TASK OBJECTIVE
Repeat all of the records verbatim.

ITEMS
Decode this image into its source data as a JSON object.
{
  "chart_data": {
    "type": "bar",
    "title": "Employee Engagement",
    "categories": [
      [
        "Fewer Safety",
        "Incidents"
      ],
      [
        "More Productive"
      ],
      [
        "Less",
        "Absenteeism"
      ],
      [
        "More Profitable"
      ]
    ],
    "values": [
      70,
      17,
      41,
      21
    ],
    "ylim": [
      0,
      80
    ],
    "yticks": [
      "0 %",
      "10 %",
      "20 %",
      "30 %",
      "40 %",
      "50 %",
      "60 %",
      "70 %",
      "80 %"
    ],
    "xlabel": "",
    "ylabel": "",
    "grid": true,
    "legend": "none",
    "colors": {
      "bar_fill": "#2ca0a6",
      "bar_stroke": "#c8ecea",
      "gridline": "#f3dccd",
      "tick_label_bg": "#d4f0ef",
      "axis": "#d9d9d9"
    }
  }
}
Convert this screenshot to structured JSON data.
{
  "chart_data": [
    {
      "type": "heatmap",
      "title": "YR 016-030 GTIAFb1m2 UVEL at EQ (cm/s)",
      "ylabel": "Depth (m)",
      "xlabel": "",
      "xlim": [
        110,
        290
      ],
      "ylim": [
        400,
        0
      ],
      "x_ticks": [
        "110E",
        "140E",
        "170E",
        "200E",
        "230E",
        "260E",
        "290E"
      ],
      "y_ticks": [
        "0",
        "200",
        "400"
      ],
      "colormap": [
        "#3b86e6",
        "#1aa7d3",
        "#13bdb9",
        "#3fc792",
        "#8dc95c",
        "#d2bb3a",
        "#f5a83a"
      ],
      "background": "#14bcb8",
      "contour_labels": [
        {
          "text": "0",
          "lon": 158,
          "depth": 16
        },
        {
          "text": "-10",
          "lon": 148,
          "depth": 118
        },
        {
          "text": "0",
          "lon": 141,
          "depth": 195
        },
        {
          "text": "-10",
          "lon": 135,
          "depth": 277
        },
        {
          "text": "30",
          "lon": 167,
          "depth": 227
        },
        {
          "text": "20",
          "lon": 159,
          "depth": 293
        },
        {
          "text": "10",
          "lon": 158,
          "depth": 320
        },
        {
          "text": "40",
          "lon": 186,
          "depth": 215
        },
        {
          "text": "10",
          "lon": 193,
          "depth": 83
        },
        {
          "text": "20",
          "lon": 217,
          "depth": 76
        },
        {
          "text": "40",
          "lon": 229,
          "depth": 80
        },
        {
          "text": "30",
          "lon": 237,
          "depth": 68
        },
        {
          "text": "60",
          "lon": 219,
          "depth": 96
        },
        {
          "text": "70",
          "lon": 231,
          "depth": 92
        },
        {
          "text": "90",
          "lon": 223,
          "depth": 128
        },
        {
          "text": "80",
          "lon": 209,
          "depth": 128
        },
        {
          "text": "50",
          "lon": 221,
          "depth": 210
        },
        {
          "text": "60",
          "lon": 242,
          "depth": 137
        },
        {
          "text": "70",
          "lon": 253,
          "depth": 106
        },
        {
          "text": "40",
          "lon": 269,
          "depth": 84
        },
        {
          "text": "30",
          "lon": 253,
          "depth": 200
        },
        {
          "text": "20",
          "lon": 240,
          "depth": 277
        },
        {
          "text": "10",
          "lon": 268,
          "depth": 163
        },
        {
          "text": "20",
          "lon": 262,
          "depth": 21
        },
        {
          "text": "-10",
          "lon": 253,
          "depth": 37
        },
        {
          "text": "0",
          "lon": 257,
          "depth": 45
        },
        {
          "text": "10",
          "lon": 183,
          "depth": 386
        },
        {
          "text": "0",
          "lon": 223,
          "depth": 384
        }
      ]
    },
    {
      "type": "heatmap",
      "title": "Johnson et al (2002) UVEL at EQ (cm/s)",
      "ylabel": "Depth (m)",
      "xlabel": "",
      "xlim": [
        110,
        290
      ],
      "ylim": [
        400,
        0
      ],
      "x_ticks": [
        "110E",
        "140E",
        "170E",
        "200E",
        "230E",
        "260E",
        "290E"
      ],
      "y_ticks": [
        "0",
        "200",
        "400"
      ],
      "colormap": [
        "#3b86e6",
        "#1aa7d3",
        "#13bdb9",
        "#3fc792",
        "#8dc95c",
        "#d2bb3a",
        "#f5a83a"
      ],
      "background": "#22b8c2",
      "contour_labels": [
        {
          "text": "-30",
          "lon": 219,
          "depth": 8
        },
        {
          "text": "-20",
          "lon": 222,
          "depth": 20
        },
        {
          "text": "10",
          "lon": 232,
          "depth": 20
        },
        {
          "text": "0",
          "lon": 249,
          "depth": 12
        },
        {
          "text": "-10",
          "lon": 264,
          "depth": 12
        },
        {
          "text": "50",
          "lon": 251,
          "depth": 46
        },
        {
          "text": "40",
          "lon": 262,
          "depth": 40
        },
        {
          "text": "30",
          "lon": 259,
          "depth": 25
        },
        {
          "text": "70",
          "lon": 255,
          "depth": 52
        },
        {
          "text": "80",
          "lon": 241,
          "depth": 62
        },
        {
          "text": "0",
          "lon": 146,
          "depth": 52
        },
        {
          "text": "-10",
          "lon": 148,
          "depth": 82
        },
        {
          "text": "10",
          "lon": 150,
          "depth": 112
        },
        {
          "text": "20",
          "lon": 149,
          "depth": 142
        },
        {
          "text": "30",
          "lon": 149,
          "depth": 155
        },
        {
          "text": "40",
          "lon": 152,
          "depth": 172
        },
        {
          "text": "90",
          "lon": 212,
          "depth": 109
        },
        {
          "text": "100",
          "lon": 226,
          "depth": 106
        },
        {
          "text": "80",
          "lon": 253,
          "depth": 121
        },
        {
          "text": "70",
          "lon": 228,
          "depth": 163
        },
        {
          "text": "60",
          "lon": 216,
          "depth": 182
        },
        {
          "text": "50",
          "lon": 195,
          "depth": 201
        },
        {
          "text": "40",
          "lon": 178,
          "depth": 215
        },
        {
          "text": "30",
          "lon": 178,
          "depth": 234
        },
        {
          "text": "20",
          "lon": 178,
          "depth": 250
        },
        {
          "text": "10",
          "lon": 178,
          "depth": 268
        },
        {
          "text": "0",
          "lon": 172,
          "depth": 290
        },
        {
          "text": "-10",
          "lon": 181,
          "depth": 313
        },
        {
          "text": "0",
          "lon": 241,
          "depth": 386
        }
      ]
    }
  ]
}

SOLUTION FOR THIS EXERCISE
Decode this image into its source data as a JSON object.
{
  "chart_data": {
    "type": "bar",
    "title": "Employee Engagement",
    "categories": [
      [
        "Fewer Safety",
        "Incidents"
      ],
      [
        "More Productive"
      ],
      [
        "Less",
        "Absenteeism"
      ],
      [
        "More Profitable"
      ]
    ],
    "values": [
      70,
      17,
      41,
      21
    ],
    "ylim": [
      0,
      80
    ],
    "yticks": [
      "0 %",
      "10 %",
      "20 %",
      "30 %",
      "40 %",
      "50 %",
      "60 %",
      "70 %",
      "80 %"
    ],
    "xlabel": "",
    "ylabel": "",
    "grid": true,
    "legend": "none",
    "colors": {
      "bar_fill": "#2ca0a6",
      "bar_stroke": "#c8ecea",
      "gridline": "#f3dccd",
      "tick_label_bg": "#d4f0ef",
      "axis": "#d9d9d9"
    }
  }
}
Convert this screenshot to structured JSON data.
{
  "chart_data": [
    {
      "type": "heatmap",
      "title": "YR 016-030 GTIAFb1m2 UVEL at EQ (cm/s)",
      "ylabel": "Depth (m)",
      "xlabel": "",
      "xlim": [
        110,
        290
      ],
      "ylim": [
        400,
        0
      ],
      "x_ticks": [
        "110E",
        "140E",
        "170E",
        "200E",
        "230E",
        "260E",
        "290E"
      ],
      "y_ticks": [
        "0",
        "200",
        "400"
      ],
      "colormap": [
        "#3b86e6",
        "#1aa7d3",
        "#13bdb9",
        "#3fc792",
        "#8dc95c",
        "#d2bb3a",
        "#f5a83a"
      ],
      "background": "#14bcb8",
      "contour_labels": [
        {
          "text": "0",
          "lon": 158,
          "depth": 16
        },
        {
          "text": "-10",
          "lon": 148,
          "depth": 118
        },
        {
          "text": "0",
          "lon": 141,
          "depth": 195
        },
        {
          "text": "-10",
          "lon": 135,
          "depth": 277
        },
        {
          "text": "30",
          "lon": 167,
          "depth": 227
        },
        {
          "text": "20",
          "lon": 159,
          "depth": 293
        },
        {
          "text": "10",
          "lon": 158,
          "depth": 320
        },
        {
          "text": "40",
          "lon": 186,
          "depth": 215
        },
        {
          "text": "10",
          "lon": 193,
          "depth": 83
        },
        {
          "text": "20",
          "lon": 217,
          "depth": 76
        },
        {
          "text": "40",
          "lon": 229,
          "depth": 80
        },
        {
          "text": "30",
          "lon": 237,
          "depth": 68
        },
        {
          "text": "60",
          "lon": 219,
          "depth": 96
        },
        {
          "text": "70",
          "lon": 231,
          "depth": 92
        },
        {
          "text": "90",
          "lon": 223,
          "depth": 128
        },
        {
          "text": "80",
          "lon": 209,
          "depth": 128
        },
        {
          "text": "50",
          "lon": 221,
          "depth": 210
        },
        {
          "text": "60",
          "lon": 242,
          "depth": 137
        },
        {
          "text": "70",
          "lon": 253,
          "depth": 106
        },
        {
          "text": "40",
          "lon": 269,
          "depth": 84
        },
        {
          "text": "30",
          "lon": 253,
          "depth": 200
        },
        {
          "text": "20",
          "lon": 240,
          "depth": 277
        },
        {
          "text": "10",
          "lon": 268,
          "depth": 163
        },
        {
          "text": "20",
          "lon": 262,
          "depth": 21
        },
        {
          "text": "-10",
          "lon": 253,
          "depth": 37
        },
        {
          "text": "0",
          "lon": 257,
          "depth": 45
        },
        {
          "text": "10",
          "lon": 183,
          "depth": 386
        },
        {
          "text": "0",
          "lon": 223,
          "depth": 384
        }
      ]
    },
    {
      "type": "heatmap",
      "title": "Johnson et al (2002) UVEL at EQ (cm/s)",
      "ylabel": "Depth (m)",
      "xlabel": "",
      "xlim": [
        110,
        290
      ],
      "ylim": [
        400,
        0
      ],
      "x_ticks": [
        "110E",
        "140E",
        "170E",
        "200E",
        "230E",
        "260E",
        "290E"
      ],
      "y_ticks": [
        "0",
        "200",
        "400"
      ],
      "colormap": [
        "#3b86e6",
        "#1aa7d3",
        "#13bdb9",
        "#3fc792",
        "#8dc95c",
        "#d2bb3a",
        "#f5a83a"
      ],
      "background": "#22b8c2",
      "contour_labels": [
        {
          "text": "-30",
          "lon": 219,
          "depth": 8
        },
        {
          "text": "-20",
          "lon": 222,
          "depth": 20
        },
        {
          "text": "10",
          "lon": 232,
          "depth": 20
        },
        {
          "text": "0",
          "lon": 249,
          "depth": 12
        },
        {
          "text": "-10",
          "lon": 264,
          "depth": 12
        },
        {
          "text": "50",
          "lon": 251,
          "depth": 46
        },
        {
          "text": "40",
          "lon": 262,
          "depth": 40
        },
        {
          "text": "30",
          "lon": 259,
          "depth": 25
        },
        {
          "text": "70",
          "lon": 255,
          "depth": 52
        },
        {
          "text": "80",
          "lon": 241,
          "depth": 62
        },
        {
          "text": "0",
          "lon": 146,
          "depth": 52
        },
        {
          "text": "-10",
          "lon": 148,
          "depth": 82
        },
        {
          "text": "10",
          "lon": 150,
          "depth": 112
        },
        {
          "text": "20",
          "lon": 149,
          "depth": 142
        },
        {
          "text": "30",
          "lon": 149,
          "depth": 155
        },
        {
          "text": "40",
          "lon": 152,
          "depth": 172
        },
        {
          "text": "90",
          "lon": 212,
          "depth": 109
        },
        {
          "text": "100",
          "lon": 226,
          "depth": 106
        },
        {
          "text": "80",
          "lon": 253,
          "depth": 121
        },
        {
          "text": "70",
          "lon": 228,
          "depth": 163
        },
        {
          "text": "60",
          "lon": 216,
          "depth": 182
        },
        {
          "text": "50",
          "lon": 195,
          "depth": 201
        },
        {
          "text": "40",
          "lon": 178,
          "depth": 215
        },
        {
          "text": "30",
          "lon": 178,
          "depth": 234
        },
        {
          "text": "20",
          "lon": 178,
          "depth": 250
        },
        {
          "text": "10",
          "lon": 178,
          "depth": 268
        },
        {
          "text": "0",
          "lon": 172,
          "depth": 290
        },
        {
          "text": "-10",
          "lon": 181,
          "depth": 313
        },
        {
          "text": "0",
          "lon": 241,
          "depth": 386
        }
      ]
    }
  ]
}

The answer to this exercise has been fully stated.